__Written task__:
Print every row below again, character for character, without changing anything.

[Bounding box annotations]
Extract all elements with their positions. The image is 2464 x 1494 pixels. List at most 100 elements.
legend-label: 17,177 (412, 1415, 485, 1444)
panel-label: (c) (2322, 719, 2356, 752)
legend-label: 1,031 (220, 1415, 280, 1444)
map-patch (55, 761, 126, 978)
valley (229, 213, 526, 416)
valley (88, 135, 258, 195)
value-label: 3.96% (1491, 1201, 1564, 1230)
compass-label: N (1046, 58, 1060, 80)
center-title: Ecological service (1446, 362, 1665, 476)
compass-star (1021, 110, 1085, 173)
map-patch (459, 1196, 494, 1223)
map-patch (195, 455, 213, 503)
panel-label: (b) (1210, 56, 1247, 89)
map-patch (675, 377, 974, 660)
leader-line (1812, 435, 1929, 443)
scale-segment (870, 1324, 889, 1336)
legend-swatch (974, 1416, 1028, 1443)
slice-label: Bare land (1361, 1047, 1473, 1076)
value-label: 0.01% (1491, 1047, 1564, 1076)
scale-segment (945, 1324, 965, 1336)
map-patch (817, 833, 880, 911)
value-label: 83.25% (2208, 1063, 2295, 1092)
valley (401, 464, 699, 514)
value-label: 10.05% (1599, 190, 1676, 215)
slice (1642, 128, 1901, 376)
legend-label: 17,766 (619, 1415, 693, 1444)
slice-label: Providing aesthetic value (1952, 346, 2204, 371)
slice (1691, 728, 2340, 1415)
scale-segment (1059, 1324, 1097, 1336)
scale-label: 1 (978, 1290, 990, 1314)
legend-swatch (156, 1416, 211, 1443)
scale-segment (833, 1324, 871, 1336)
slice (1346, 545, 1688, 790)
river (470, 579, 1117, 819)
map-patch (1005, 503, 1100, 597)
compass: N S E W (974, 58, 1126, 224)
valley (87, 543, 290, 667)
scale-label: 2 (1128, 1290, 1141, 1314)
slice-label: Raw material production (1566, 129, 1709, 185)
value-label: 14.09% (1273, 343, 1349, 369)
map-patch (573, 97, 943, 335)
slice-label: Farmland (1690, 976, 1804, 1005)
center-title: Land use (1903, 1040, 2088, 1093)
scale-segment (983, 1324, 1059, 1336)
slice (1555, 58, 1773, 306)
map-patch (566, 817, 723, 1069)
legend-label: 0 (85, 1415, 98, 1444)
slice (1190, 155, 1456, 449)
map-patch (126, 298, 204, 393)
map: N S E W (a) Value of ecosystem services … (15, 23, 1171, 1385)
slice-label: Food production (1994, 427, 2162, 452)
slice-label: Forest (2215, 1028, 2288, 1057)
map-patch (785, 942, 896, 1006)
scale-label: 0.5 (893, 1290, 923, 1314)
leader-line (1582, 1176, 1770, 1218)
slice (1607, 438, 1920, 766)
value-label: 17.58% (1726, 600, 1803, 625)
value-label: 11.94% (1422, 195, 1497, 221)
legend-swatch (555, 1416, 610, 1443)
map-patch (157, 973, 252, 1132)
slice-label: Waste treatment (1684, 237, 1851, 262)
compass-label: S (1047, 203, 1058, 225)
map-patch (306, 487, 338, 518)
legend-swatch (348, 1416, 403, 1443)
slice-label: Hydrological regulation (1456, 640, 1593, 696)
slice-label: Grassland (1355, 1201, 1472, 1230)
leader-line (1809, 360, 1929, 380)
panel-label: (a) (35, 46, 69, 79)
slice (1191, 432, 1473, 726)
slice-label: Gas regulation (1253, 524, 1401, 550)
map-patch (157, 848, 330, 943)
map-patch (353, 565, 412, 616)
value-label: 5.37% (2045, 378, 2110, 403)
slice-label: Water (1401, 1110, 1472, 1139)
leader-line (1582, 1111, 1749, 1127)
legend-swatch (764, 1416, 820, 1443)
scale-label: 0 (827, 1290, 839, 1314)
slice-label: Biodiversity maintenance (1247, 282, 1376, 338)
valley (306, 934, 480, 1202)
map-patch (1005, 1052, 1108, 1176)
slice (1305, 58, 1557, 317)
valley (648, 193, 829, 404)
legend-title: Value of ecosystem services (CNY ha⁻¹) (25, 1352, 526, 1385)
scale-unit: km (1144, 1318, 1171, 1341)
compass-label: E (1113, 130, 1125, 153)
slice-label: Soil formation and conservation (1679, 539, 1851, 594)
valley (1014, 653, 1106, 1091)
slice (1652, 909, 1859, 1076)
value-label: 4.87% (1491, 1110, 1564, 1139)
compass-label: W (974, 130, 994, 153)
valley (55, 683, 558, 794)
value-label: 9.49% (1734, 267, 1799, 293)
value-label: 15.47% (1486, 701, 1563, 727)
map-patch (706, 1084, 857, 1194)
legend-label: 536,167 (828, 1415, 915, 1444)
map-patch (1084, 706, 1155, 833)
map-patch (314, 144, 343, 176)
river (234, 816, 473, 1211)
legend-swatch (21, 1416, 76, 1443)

__Output for this task__:
Extract all elements with their positions. The image is 2464 x 1494 pixels. List at most 100 elements.
legend-label: 17,177 (412, 1415, 485, 1444)
panel-label: (c) (2322, 719, 2356, 752)
legend-label: 1,031 (220, 1415, 280, 1444)
map-patch (55, 761, 126, 978)
valley (229, 213, 526, 416)
valley (88, 135, 258, 195)
value-label: 3.96% (1491, 1201, 1564, 1230)
compass-label: N (1046, 58, 1060, 80)
center-title: Ecological service (1446, 362, 1665, 476)
compass-star (1021, 110, 1085, 173)
map-patch (459, 1196, 494, 1223)
map-patch (195, 455, 213, 503)
panel-label: (b) (1210, 56, 1247, 89)
map-patch (675, 377, 974, 660)
leader-line (1812, 435, 1929, 443)
scale-segment (870, 1324, 889, 1336)
legend-swatch (974, 1416, 1028, 1443)
slice-label: Bare land (1361, 1047, 1473, 1076)
value-label: 0.01% (1491, 1047, 1564, 1076)
scale-segment (945, 1324, 965, 1336)
map-patch (817, 833, 880, 911)
value-label: 83.25% (2208, 1063, 2295, 1092)
valley (401, 464, 699, 514)
value-label: 10.05% (1599, 190, 1676, 215)
slice (1642, 128, 1901, 376)
legend-label: 17,766 (619, 1415, 693, 1444)
slice-label: Providing aesthetic value (1952, 346, 2204, 371)
slice (1691, 728, 2340, 1415)
scale-segment (1059, 1324, 1097, 1336)
scale-label: 1 (978, 1290, 990, 1314)
legend-swatch (156, 1416, 211, 1443)
scale-segment (833, 1324, 871, 1336)
slice (1346, 545, 1688, 790)
river (470, 579, 1117, 819)
map-patch (1005, 503, 1100, 597)
compass: N S E W (974, 58, 1126, 224)
valley (87, 543, 290, 667)
scale-label: 2 (1128, 1290, 1141, 1314)
slice-label: Raw material production (1566, 129, 1709, 185)
value-label: 14.09% (1273, 343, 1349, 369)
map-patch (573, 97, 943, 335)
slice-label: Farmland (1690, 976, 1804, 1005)
center-title: Land use (1903, 1040, 2088, 1093)
scale-segment (983, 1324, 1059, 1336)
slice (1555, 58, 1773, 306)
map-patch (566, 817, 723, 1069)
legend-label: 0 (85, 1415, 98, 1444)
slice (1190, 155, 1456, 449)
map-patch (126, 298, 204, 393)
map: N S E W (a) Value of ecosystem services … (15, 23, 1171, 1385)
slice-label: Food production (1994, 427, 2162, 452)
slice-label: Forest (2215, 1028, 2288, 1057)
map-patch (785, 942, 896, 1006)
scale-label: 0.5 (893, 1290, 923, 1314)
leader-line (1582, 1176, 1770, 1218)
slice (1607, 438, 1920, 766)
value-label: 17.58% (1726, 600, 1803, 625)
value-label: 11.94% (1422, 195, 1497, 221)
legend-swatch (555, 1416, 610, 1443)
map-patch (157, 973, 252, 1132)
slice-label: Waste treatment (1684, 237, 1851, 262)
compass-label: S (1047, 203, 1058, 225)
map-patch (306, 487, 338, 518)
legend-swatch (348, 1416, 403, 1443)
slice-label: Hydrological regulation (1456, 640, 1593, 696)
slice-label: Grassland (1355, 1201, 1472, 1230)
leader-line (1809, 360, 1929, 380)
panel-label: (a) (35, 46, 69, 79)
slice (1191, 432, 1473, 726)
slice-label: Gas regulation (1253, 524, 1401, 550)
map-patch (157, 848, 330, 943)
map-patch (353, 565, 412, 616)
value-label: 5.37% (2045, 378, 2110, 403)
slice-label: Water (1401, 1110, 1472, 1139)
leader-line (1582, 1111, 1749, 1127)
legend-swatch (764, 1416, 820, 1443)
scale-label: 0 (827, 1290, 839, 1314)
slice-label: Biodiversity maintenance (1247, 282, 1376, 338)
valley (306, 934, 480, 1202)
map-patch (1005, 1052, 1108, 1176)
slice (1305, 58, 1557, 317)
valley (648, 193, 829, 404)
legend-title: Value of ecosystem services (CNY ha⁻¹) (25, 1352, 526, 1385)
scale-unit: km (1144, 1318, 1171, 1341)
compass-label: E (1113, 130, 1125, 153)
slice-label: Soil formation and conservation (1679, 539, 1851, 594)
valley (1014, 653, 1106, 1091)
slice (1652, 909, 1859, 1076)
value-label: 4.87% (1491, 1110, 1564, 1139)
compass-label: W (974, 130, 994, 153)
valley (55, 683, 558, 794)
value-label: 9.49% (1734, 267, 1799, 293)
value-label: 15.47% (1486, 701, 1563, 727)
map-patch (706, 1084, 857, 1194)
legend-label: 536,167 (828, 1415, 915, 1444)
map-patch (1084, 706, 1155, 833)
map-patch (314, 144, 343, 176)
river (234, 816, 473, 1211)
legend-swatch (21, 1416, 76, 1443)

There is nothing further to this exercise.